• Aim
Hunt for the word "Amplitude" across the entries below, copying each line that holds it.

─── Given data ───

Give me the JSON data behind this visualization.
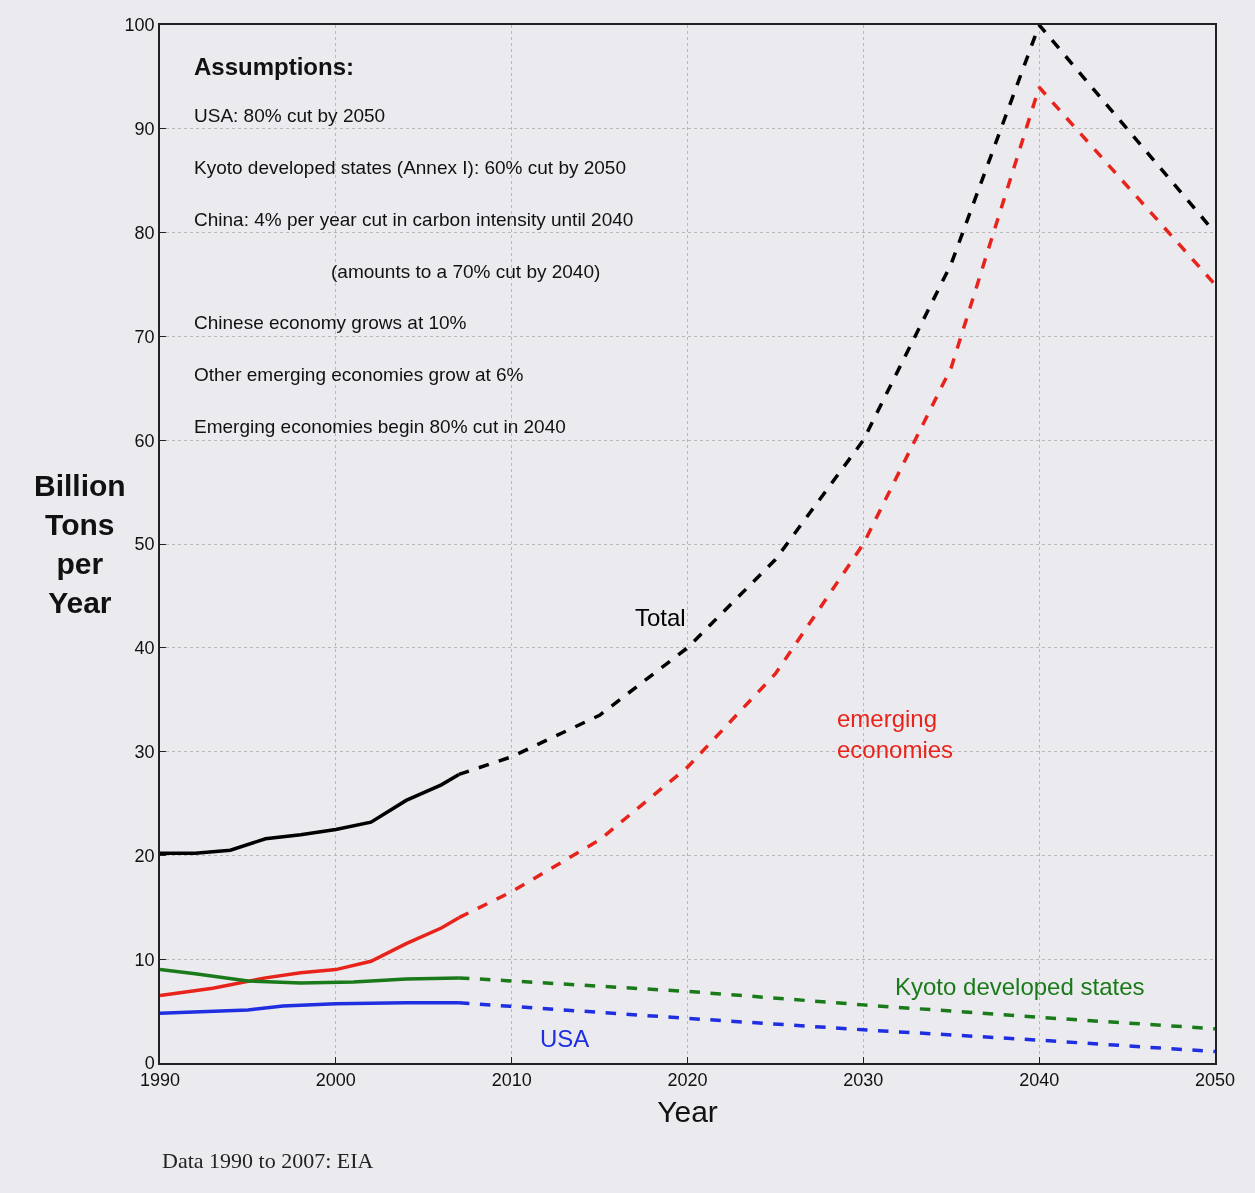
{
  "chart_data": {
    "type": "line",
    "xlabel": "Year",
    "ylabel": "Billion\nTons\nper\nYear",
    "xlim": [
      1990,
      2050
    ],
    "xticks": [
      1990,
      2000,
      2010,
      2020,
      2030,
      2040,
      2050
    ],
    "ylim": [
      0,
      100
    ],
    "yticks": [
      0,
      10,
      20,
      30,
      40,
      50,
      60,
      70,
      80,
      90,
      100
    ],
    "grid": true,
    "legend": false,
    "series": [
      {
        "color": "#000000",
        "line_style": "solid",
        "x": [
          1990,
          1992,
          1994,
          1996,
          1998,
          2000,
          2002,
          2004,
          2006,
          2007
        ],
        "values": [
          20.2,
          20.2,
          20.5,
          21.6,
          22,
          22.5,
          23.2,
          25.3,
          26.8,
          27.8
        ]
      },
      {
        "name": "Total",
        "color": "#000000",
        "line_style": "dashed",
        "x": [
          2007,
          2010,
          2015,
          2020,
          2025,
          2030,
          2035,
          2040,
          2050
        ],
        "values": [
          27.8,
          29.5,
          33.5,
          40,
          48.5,
          60,
          77,
          100,
          80
        ]
      },
      {
        "color": "#e8231b",
        "line_style": "solid",
        "x": [
          1990,
          1993,
          1996,
          1998,
          2000,
          2002,
          2004,
          2006,
          2007
        ],
        "values": [
          6.5,
          7.2,
          8.2,
          8.7,
          9,
          9.8,
          11.5,
          13,
          14
        ]
      },
      {
        "name": "emerging\neconomies",
        "color": "#e8231b",
        "line_style": "dashed",
        "x": [
          2007,
          2010,
          2015,
          2020,
          2025,
          2030,
          2035,
          2040,
          2050
        ],
        "values": [
          14,
          16.5,
          21.5,
          28.5,
          37.5,
          50,
          67,
          94,
          75
        ]
      },
      {
        "color": "#1a7a1a",
        "line_style": "solid",
        "x": [
          1990,
          1992,
          1995,
          1998,
          2001,
          2004,
          2007
        ],
        "values": [
          9,
          8.6,
          7.9,
          7.7,
          7.8,
          8.1,
          8.2
        ]
      },
      {
        "name": "Kyoto developed states",
        "color": "#1a7a1a",
        "line_style": "dashed",
        "x": [
          2007,
          2020,
          2030,
          2040,
          2050
        ],
        "values": [
          8.2,
          6.9,
          5.6,
          4.4,
          3.3
        ]
      },
      {
        "color": "#1f2ee0",
        "line_style": "solid",
        "x": [
          1990,
          1995,
          1997,
          2000,
          2004,
          2007
        ],
        "values": [
          4.8,
          5.1,
          5.5,
          5.7,
          5.8,
          5.8
        ]
      },
      {
        "name": "USA",
        "color": "#1f2ee0",
        "line_style": "dashed",
        "x": [
          2007,
          2020,
          2030,
          2040,
          2050
        ],
        "values": [
          5.8,
          4.3,
          3.2,
          2.2,
          1.1
        ]
      }
    ],
    "annotations": [
      "Assumptions:",
      "USA: 80% cut by 2050",
      "Kyoto developed states (Annex I): 60% cut by 2050",
      "China: 4% per year cut in carbon intensity until 2040",
      "(amounts to a 70% cut by 2040)",
      "Chinese economy grows at 10%",
      "Other emerging economies grow at 6%",
      "Emerging economies begin 80% cut in 2040",
      "Data 1990 to 2007: EIA"
    ]
  }
}
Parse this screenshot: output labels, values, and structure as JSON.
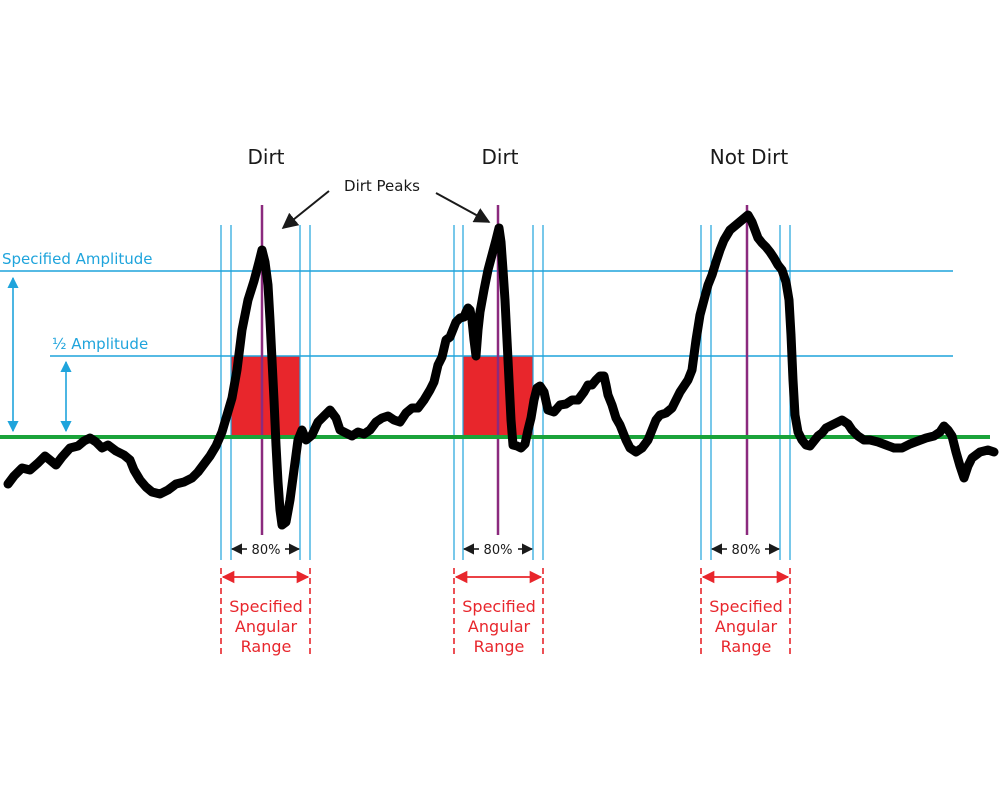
{
  "colors": {
    "signal": "#000000",
    "baseline": "#1aa33a",
    "guide": "#1fa4dc",
    "peak_marker": "#8b2a7e",
    "fill": "#e8262c",
    "range": "#e8262c",
    "text": "#1a1a1a"
  },
  "labels": {
    "peak1_title": "Dirt",
    "peak2_title": "Dirt",
    "peak3_title": "Not Dirt",
    "dirt_peaks": "Dirt Peaks",
    "specified_amplitude": "Specified Amplitude",
    "half_amplitude": "½ Amplitude",
    "pct": "80%",
    "range_line1": "Specified",
    "range_line2": "Angular",
    "range_line3": "Range"
  }
}
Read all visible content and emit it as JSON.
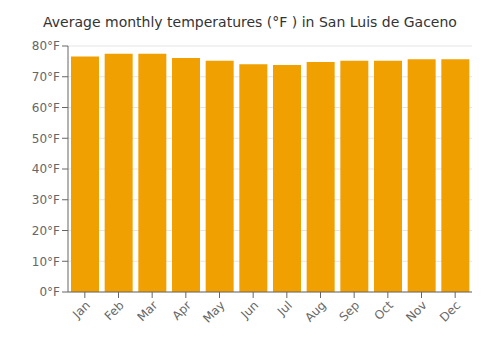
{
  "chart_data": {
    "type": "bar",
    "title": "Average monthly temperatures (°F ) in San Luis de Gaceno",
    "categories": [
      "Jan",
      "Feb",
      "Mar",
      "Apr",
      "May",
      "Jun",
      "Jul",
      "Aug",
      "Sep",
      "Oct",
      "Nov",
      "Dec"
    ],
    "values": [
      76.6,
      77.5,
      77.5,
      76.1,
      75.2,
      74.1,
      73.8,
      74.8,
      75.2,
      75.2,
      75.7,
      75.7
    ],
    "color": "#F0A000",
    "ylim": [
      0,
      80
    ],
    "yticks": [
      {
        "value": 0,
        "label": "0°F"
      },
      {
        "value": 10,
        "label": "10°F"
      },
      {
        "value": 20,
        "label": "20°F"
      },
      {
        "value": 30,
        "label": "30°F"
      },
      {
        "value": 40,
        "label": "40°F"
      },
      {
        "value": 50,
        "label": "50°F"
      },
      {
        "value": 60,
        "label": "60°F"
      },
      {
        "value": 70,
        "label": "70°F"
      },
      {
        "value": 80,
        "label": "80°F"
      }
    ],
    "grid": true
  }
}
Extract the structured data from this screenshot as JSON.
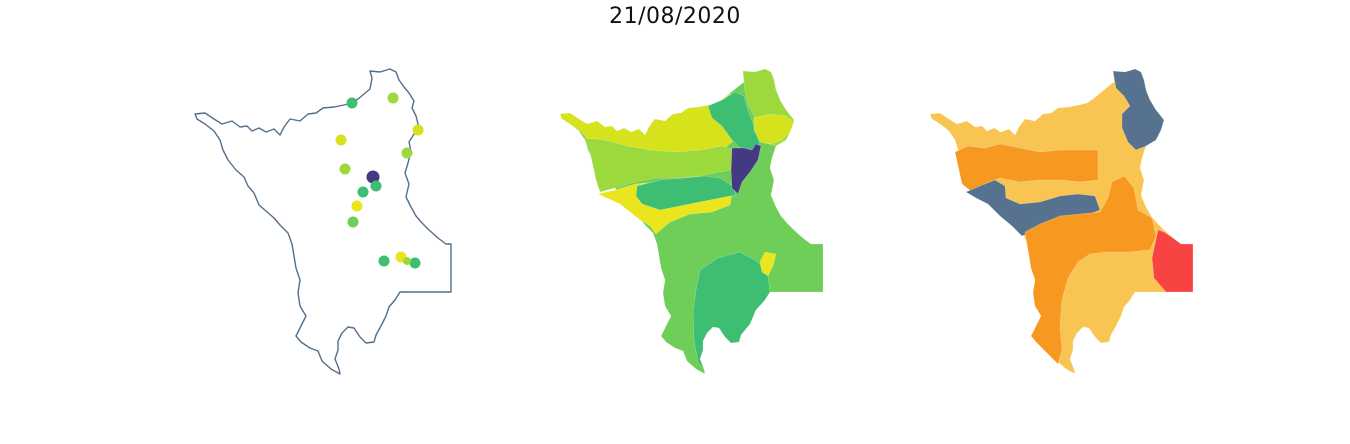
{
  "figure": {
    "title": "21/08/2020"
  },
  "colors": {
    "outline": "#536f8c",
    "viridis_purple": "#433a83",
    "viridis_teal": "#3dbe72",
    "viridis_green": "#6fce58",
    "viridis_lime": "#9bd93d",
    "viridis_yellowgreen": "#d6e21b",
    "viridis_yellow": "#ebe51e",
    "risk_slate": "#56728e",
    "risk_light_orange": "#f8c553",
    "risk_orange": "#f79920",
    "risk_red": "#f84343"
  },
  "panels": [
    {
      "kind": "outline-with-points",
      "point_count": 14
    },
    {
      "kind": "choropleth-viridis"
    },
    {
      "kind": "choropleth-risk"
    }
  ]
}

───

• Written response
    "specified_amplitude": "Specified Amplitude",
    "half_amplitude": "½ Amplitude",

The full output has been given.